[SET EXERCISE]:
Transcribe all of the data exactly. Omit the pictures.

----------------

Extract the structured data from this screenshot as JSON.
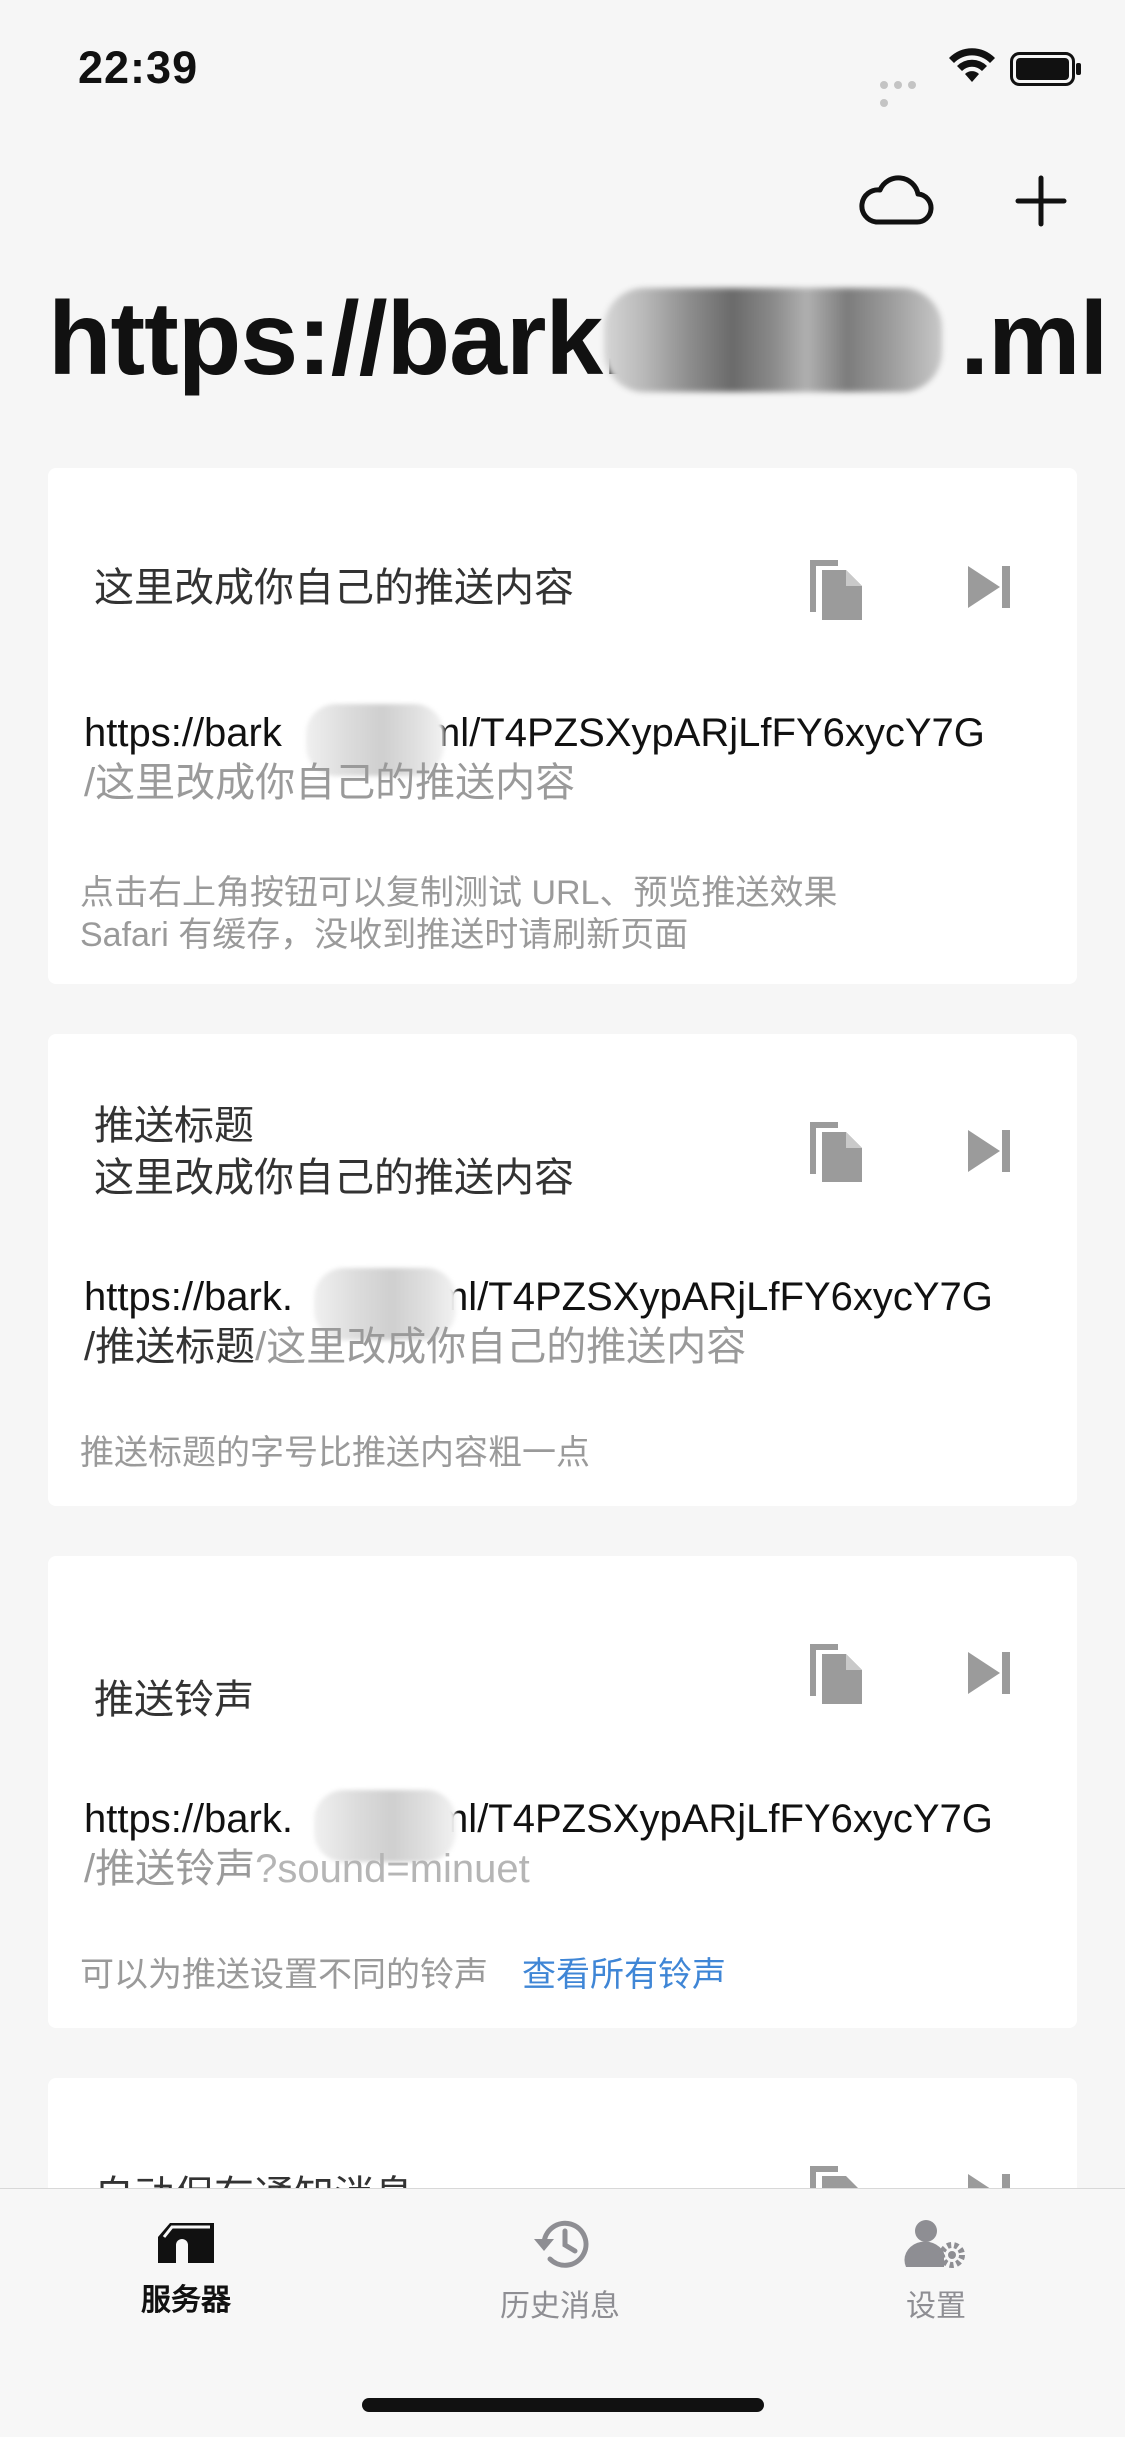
{
  "status_bar": {
    "time": "22:39"
  },
  "header": {
    "title_prefix": "https://bark.",
    "title_suffix": ".ml",
    "cloud_icon": "cloud-icon",
    "add_icon": "plus-icon"
  },
  "cards": [
    {
      "title": "这里改成你自己的推送内容",
      "url_host_prefix": "https://bark",
      "url_path": ".ml/T4PZSXypARjLfFY6xycY7G",
      "url_sub_dark": "",
      "url_sub_light": "/这里改成你自己的推送内容",
      "hint_1": "点击右上角按钮可以复制测试 URL、预览推送效果",
      "hint_2": "Safari 有缓存，没收到推送时请刷新页面"
    },
    {
      "title_1": "推送标题",
      "title_2": "这里改成你自己的推送内容",
      "url_host_prefix": "https://bark.",
      "url_path": "ml/T4PZSXypARjLfFY6xycY7G",
      "url_sub_dark": "/推送标题",
      "url_sub_light": "/这里改成你自己的推送内容",
      "hint_1": "推送标题的字号比推送内容粗一点"
    },
    {
      "title": "推送铃声",
      "url_host_prefix": "https://bark.",
      "url_path": "ml/T4PZSXypARjLfFY6xycY7G",
      "url_sub_dark": "/推送铃声",
      "url_sub_light": "?sound=minuet",
      "hint_1": "可以为推送设置不同的铃声",
      "hint_link": "查看所有铃声"
    },
    {
      "title": "自动保存通知消息"
    }
  ],
  "tabs": [
    {
      "label": "服务器",
      "icon": "server-icon",
      "active": true
    },
    {
      "label": "历史消息",
      "icon": "history-icon",
      "active": false
    },
    {
      "label": "设置",
      "icon": "settings-icon",
      "active": false
    }
  ],
  "colors": {
    "background": "#f6f6f6",
    "card": "#ffffff",
    "icon_gray": "#9b9b9b",
    "link_blue": "#3f86d6",
    "tab_inactive": "#8e8e93",
    "tab_active": "#111111"
  }
}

----------------

[FULL SOLUTION]:
Extract the structured data from this screenshot as JSON.
{
  "status_bar": {
    "time": "22:39"
  },
  "header": {
    "title_prefix": "https://bark.",
    "title_suffix": ".ml",
    "cloud_icon": "cloud-icon",
    "add_icon": "plus-icon"
  },
  "cards": [
    {
      "title": "这里改成你自己的推送内容",
      "url_host_prefix": "https://bark",
      "url_path": ".ml/T4PZSXypARjLfFY6xycY7G",
      "url_sub_dark": "",
      "url_sub_light": "/这里改成你自己的推送内容",
      "hint_1": "点击右上角按钮可以复制测试 URL、预览推送效果",
      "hint_2": "Safari 有缓存，没收到推送时请刷新页面"
    },
    {
      "title_1": "推送标题",
      "title_2": "这里改成你自己的推送内容",
      "url_host_prefix": "https://bark.",
      "url_path": "ml/T4PZSXypARjLfFY6xycY7G",
      "url_sub_dark": "/推送标题",
      "url_sub_light": "/这里改成你自己的推送内容",
      "hint_1": "推送标题的字号比推送内容粗一点"
    },
    {
      "title": "推送铃声",
      "url_host_prefix": "https://bark.",
      "url_path": "ml/T4PZSXypARjLfFY6xycY7G",
      "url_sub_dark": "/推送铃声",
      "url_sub_light": "?sound=minuet",
      "hint_1": "可以为推送设置不同的铃声",
      "hint_link": "查看所有铃声"
    },
    {
      "title": "自动保存通知消息"
    }
  ],
  "tabs": [
    {
      "label": "服务器",
      "icon": "server-icon",
      "active": true
    },
    {
      "label": "历史消息",
      "icon": "history-icon",
      "active": false
    },
    {
      "label": "设置",
      "icon": "settings-icon",
      "active": false
    }
  ],
  "colors": {
    "background": "#f6f6f6",
    "card": "#ffffff",
    "icon_gray": "#9b9b9b",
    "link_blue": "#3f86d6",
    "tab_inactive": "#8e8e93",
    "tab_active": "#111111"
  }
}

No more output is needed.